## Exercise prompt
Scan the material for the word "this", and copy each line where it shows up.

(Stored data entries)
%%

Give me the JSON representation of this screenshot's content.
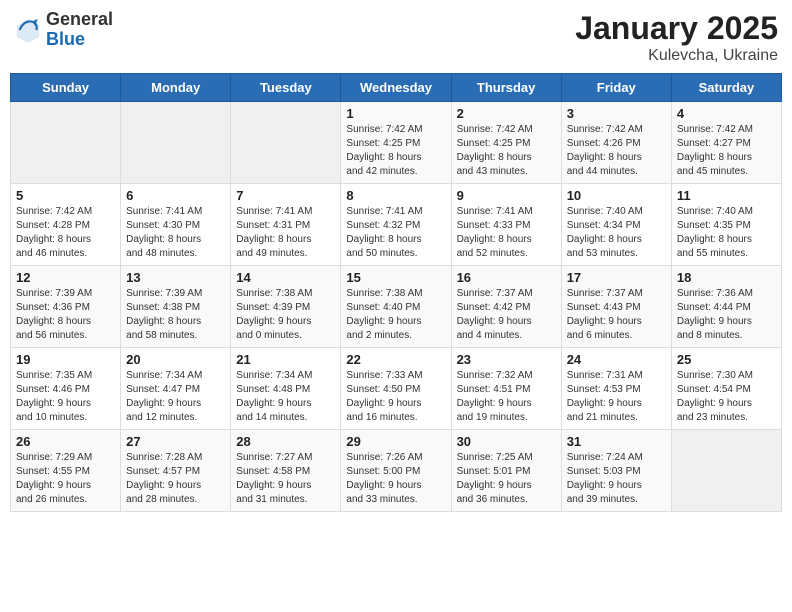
{
  "header": {
    "logo_general": "General",
    "logo_blue": "Blue",
    "title": "January 2025",
    "subtitle": "Kulevcha, Ukraine"
  },
  "weekdays": [
    "Sunday",
    "Monday",
    "Tuesday",
    "Wednesday",
    "Thursday",
    "Friday",
    "Saturday"
  ],
  "weeks": [
    [
      {
        "day": "",
        "info": ""
      },
      {
        "day": "",
        "info": ""
      },
      {
        "day": "",
        "info": ""
      },
      {
        "day": "1",
        "info": "Sunrise: 7:42 AM\nSunset: 4:25 PM\nDaylight: 8 hours\nand 42 minutes."
      },
      {
        "day": "2",
        "info": "Sunrise: 7:42 AM\nSunset: 4:25 PM\nDaylight: 8 hours\nand 43 minutes."
      },
      {
        "day": "3",
        "info": "Sunrise: 7:42 AM\nSunset: 4:26 PM\nDaylight: 8 hours\nand 44 minutes."
      },
      {
        "day": "4",
        "info": "Sunrise: 7:42 AM\nSunset: 4:27 PM\nDaylight: 8 hours\nand 45 minutes."
      }
    ],
    [
      {
        "day": "5",
        "info": "Sunrise: 7:42 AM\nSunset: 4:28 PM\nDaylight: 8 hours\nand 46 minutes."
      },
      {
        "day": "6",
        "info": "Sunrise: 7:41 AM\nSunset: 4:30 PM\nDaylight: 8 hours\nand 48 minutes."
      },
      {
        "day": "7",
        "info": "Sunrise: 7:41 AM\nSunset: 4:31 PM\nDaylight: 8 hours\nand 49 minutes."
      },
      {
        "day": "8",
        "info": "Sunrise: 7:41 AM\nSunset: 4:32 PM\nDaylight: 8 hours\nand 50 minutes."
      },
      {
        "day": "9",
        "info": "Sunrise: 7:41 AM\nSunset: 4:33 PM\nDaylight: 8 hours\nand 52 minutes."
      },
      {
        "day": "10",
        "info": "Sunrise: 7:40 AM\nSunset: 4:34 PM\nDaylight: 8 hours\nand 53 minutes."
      },
      {
        "day": "11",
        "info": "Sunrise: 7:40 AM\nSunset: 4:35 PM\nDaylight: 8 hours\nand 55 minutes."
      }
    ],
    [
      {
        "day": "12",
        "info": "Sunrise: 7:39 AM\nSunset: 4:36 PM\nDaylight: 8 hours\nand 56 minutes."
      },
      {
        "day": "13",
        "info": "Sunrise: 7:39 AM\nSunset: 4:38 PM\nDaylight: 8 hours\nand 58 minutes."
      },
      {
        "day": "14",
        "info": "Sunrise: 7:38 AM\nSunset: 4:39 PM\nDaylight: 9 hours\nand 0 minutes."
      },
      {
        "day": "15",
        "info": "Sunrise: 7:38 AM\nSunset: 4:40 PM\nDaylight: 9 hours\nand 2 minutes."
      },
      {
        "day": "16",
        "info": "Sunrise: 7:37 AM\nSunset: 4:42 PM\nDaylight: 9 hours\nand 4 minutes."
      },
      {
        "day": "17",
        "info": "Sunrise: 7:37 AM\nSunset: 4:43 PM\nDaylight: 9 hours\nand 6 minutes."
      },
      {
        "day": "18",
        "info": "Sunrise: 7:36 AM\nSunset: 4:44 PM\nDaylight: 9 hours\nand 8 minutes."
      }
    ],
    [
      {
        "day": "19",
        "info": "Sunrise: 7:35 AM\nSunset: 4:46 PM\nDaylight: 9 hours\nand 10 minutes."
      },
      {
        "day": "20",
        "info": "Sunrise: 7:34 AM\nSunset: 4:47 PM\nDaylight: 9 hours\nand 12 minutes."
      },
      {
        "day": "21",
        "info": "Sunrise: 7:34 AM\nSunset: 4:48 PM\nDaylight: 9 hours\nand 14 minutes."
      },
      {
        "day": "22",
        "info": "Sunrise: 7:33 AM\nSunset: 4:50 PM\nDaylight: 9 hours\nand 16 minutes."
      },
      {
        "day": "23",
        "info": "Sunrise: 7:32 AM\nSunset: 4:51 PM\nDaylight: 9 hours\nand 19 minutes."
      },
      {
        "day": "24",
        "info": "Sunrise: 7:31 AM\nSunset: 4:53 PM\nDaylight: 9 hours\nand 21 minutes."
      },
      {
        "day": "25",
        "info": "Sunrise: 7:30 AM\nSunset: 4:54 PM\nDaylight: 9 hours\nand 23 minutes."
      }
    ],
    [
      {
        "day": "26",
        "info": "Sunrise: 7:29 AM\nSunset: 4:55 PM\nDaylight: 9 hours\nand 26 minutes."
      },
      {
        "day": "27",
        "info": "Sunrise: 7:28 AM\nSunset: 4:57 PM\nDaylight: 9 hours\nand 28 minutes."
      },
      {
        "day": "28",
        "info": "Sunrise: 7:27 AM\nSunset: 4:58 PM\nDaylight: 9 hours\nand 31 minutes."
      },
      {
        "day": "29",
        "info": "Sunrise: 7:26 AM\nSunset: 5:00 PM\nDaylight: 9 hours\nand 33 minutes."
      },
      {
        "day": "30",
        "info": "Sunrise: 7:25 AM\nSunset: 5:01 PM\nDaylight: 9 hours\nand 36 minutes."
      },
      {
        "day": "31",
        "info": "Sunrise: 7:24 AM\nSunset: 5:03 PM\nDaylight: 9 hours\nand 39 minutes."
      },
      {
        "day": "",
        "info": ""
      }
    ]
  ]
}
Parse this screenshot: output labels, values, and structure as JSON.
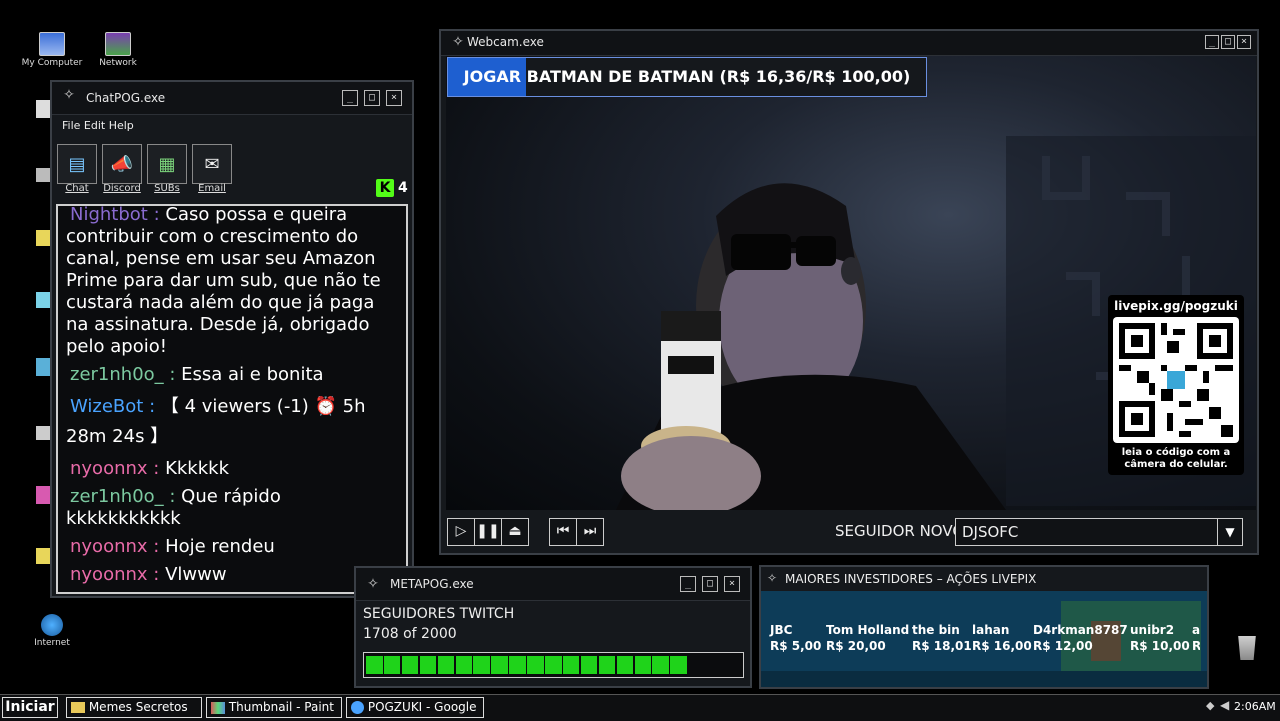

%%

## Exercise result
Give me the JSON representation of this screenshot's content.
Parse this screenshot: output labels, values, and structure as JSON.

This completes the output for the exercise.